→ **Data for this task**:
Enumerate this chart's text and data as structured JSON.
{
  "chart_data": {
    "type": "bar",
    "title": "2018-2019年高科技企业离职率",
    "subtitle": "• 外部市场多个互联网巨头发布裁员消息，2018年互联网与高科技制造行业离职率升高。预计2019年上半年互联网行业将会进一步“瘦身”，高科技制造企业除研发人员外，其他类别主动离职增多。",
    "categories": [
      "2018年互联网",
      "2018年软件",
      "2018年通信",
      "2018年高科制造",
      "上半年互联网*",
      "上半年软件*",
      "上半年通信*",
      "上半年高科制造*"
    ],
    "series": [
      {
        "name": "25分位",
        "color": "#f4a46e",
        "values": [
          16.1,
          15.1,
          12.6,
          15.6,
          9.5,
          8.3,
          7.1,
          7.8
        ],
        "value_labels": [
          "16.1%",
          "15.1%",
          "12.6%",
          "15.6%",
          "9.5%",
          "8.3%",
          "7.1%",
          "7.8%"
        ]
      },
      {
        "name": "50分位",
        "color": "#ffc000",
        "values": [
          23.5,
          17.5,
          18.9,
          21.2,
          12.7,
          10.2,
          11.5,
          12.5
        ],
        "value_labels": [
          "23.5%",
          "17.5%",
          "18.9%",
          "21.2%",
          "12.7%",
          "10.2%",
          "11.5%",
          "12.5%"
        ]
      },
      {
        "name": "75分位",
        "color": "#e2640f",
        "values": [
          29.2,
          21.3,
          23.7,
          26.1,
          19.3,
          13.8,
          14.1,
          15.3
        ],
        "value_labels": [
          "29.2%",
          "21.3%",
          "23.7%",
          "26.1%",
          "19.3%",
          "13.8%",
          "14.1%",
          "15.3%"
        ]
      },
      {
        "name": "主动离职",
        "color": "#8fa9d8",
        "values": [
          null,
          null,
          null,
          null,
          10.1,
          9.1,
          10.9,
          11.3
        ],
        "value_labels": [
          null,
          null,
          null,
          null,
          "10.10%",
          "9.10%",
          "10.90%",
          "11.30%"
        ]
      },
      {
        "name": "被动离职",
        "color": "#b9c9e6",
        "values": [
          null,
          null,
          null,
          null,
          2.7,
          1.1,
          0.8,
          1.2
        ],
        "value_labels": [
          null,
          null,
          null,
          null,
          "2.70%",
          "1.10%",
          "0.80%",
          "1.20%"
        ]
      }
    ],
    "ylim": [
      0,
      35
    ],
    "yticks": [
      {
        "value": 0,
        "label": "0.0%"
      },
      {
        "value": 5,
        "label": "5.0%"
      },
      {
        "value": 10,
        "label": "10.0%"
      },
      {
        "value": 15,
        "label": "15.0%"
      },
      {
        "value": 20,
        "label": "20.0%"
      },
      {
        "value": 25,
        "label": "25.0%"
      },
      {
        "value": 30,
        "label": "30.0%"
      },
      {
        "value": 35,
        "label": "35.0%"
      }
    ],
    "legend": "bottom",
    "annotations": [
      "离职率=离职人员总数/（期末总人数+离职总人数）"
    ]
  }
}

→ **Task**: Output the lines above verbatim and in full.

→ **Result for this exercise**:
Enumerate this chart's text and data as structured JSON.
{
  "chart_data": {
    "type": "bar",
    "title": "2018-2019年高科技企业离职率",
    "subtitle": "• 外部市场多个互联网巨头发布裁员消息，2018年互联网与高科技制造行业离职率升高。预计2019年上半年互联网行业将会进一步“瘦身”，高科技制造企业除研发人员外，其他类别主动离职增多。",
    "categories": [
      "2018年互联网",
      "2018年软件",
      "2018年通信",
      "2018年高科制造",
      "上半年互联网*",
      "上半年软件*",
      "上半年通信*",
      "上半年高科制造*"
    ],
    "series": [
      {
        "name": "25分位",
        "color": "#f4a46e",
        "values": [
          16.1,
          15.1,
          12.6,
          15.6,
          9.5,
          8.3,
          7.1,
          7.8
        ],
        "value_labels": [
          "16.1%",
          "15.1%",
          "12.6%",
          "15.6%",
          "9.5%",
          "8.3%",
          "7.1%",
          "7.8%"
        ]
      },
      {
        "name": "50分位",
        "color": "#ffc000",
        "values": [
          23.5,
          17.5,
          18.9,
          21.2,
          12.7,
          10.2,
          11.5,
          12.5
        ],
        "value_labels": [
          "23.5%",
          "17.5%",
          "18.9%",
          "21.2%",
          "12.7%",
          "10.2%",
          "11.5%",
          "12.5%"
        ]
      },
      {
        "name": "75分位",
        "color": "#e2640f",
        "values": [
          29.2,
          21.3,
          23.7,
          26.1,
          19.3,
          13.8,
          14.1,
          15.3
        ],
        "value_labels": [
          "29.2%",
          "21.3%",
          "23.7%",
          "26.1%",
          "19.3%",
          "13.8%",
          "14.1%",
          "15.3%"
        ]
      },
      {
        "name": "主动离职",
        "color": "#8fa9d8",
        "values": [
          null,
          null,
          null,
          null,
          10.1,
          9.1,
          10.9,
          11.3
        ],
        "value_labels": [
          null,
          null,
          null,
          null,
          "10.10%",
          "9.10%",
          "10.90%",
          "11.30%"
        ]
      },
      {
        "name": "被动离职",
        "color": "#b9c9e6",
        "values": [
          null,
          null,
          null,
          null,
          2.7,
          1.1,
          0.8,
          1.2
        ],
        "value_labels": [
          null,
          null,
          null,
          null,
          "2.70%",
          "1.10%",
          "0.80%",
          "1.20%"
        ]
      }
    ],
    "ylim": [
      0,
      35
    ],
    "yticks": [
      {
        "value": 0,
        "label": "0.0%"
      },
      {
        "value": 5,
        "label": "5.0%"
      },
      {
        "value": 10,
        "label": "10.0%"
      },
      {
        "value": 15,
        "label": "15.0%"
      },
      {
        "value": 20,
        "label": "20.0%"
      },
      {
        "value": 25,
        "label": "25.0%"
      },
      {
        "value": 30,
        "label": "30.0%"
      },
      {
        "value": 35,
        "label": "35.0%"
      }
    ],
    "legend": "bottom",
    "annotations": [
      "离职率=离职人员总数/（期末总人数+离职总人数）"
    ]
  }
}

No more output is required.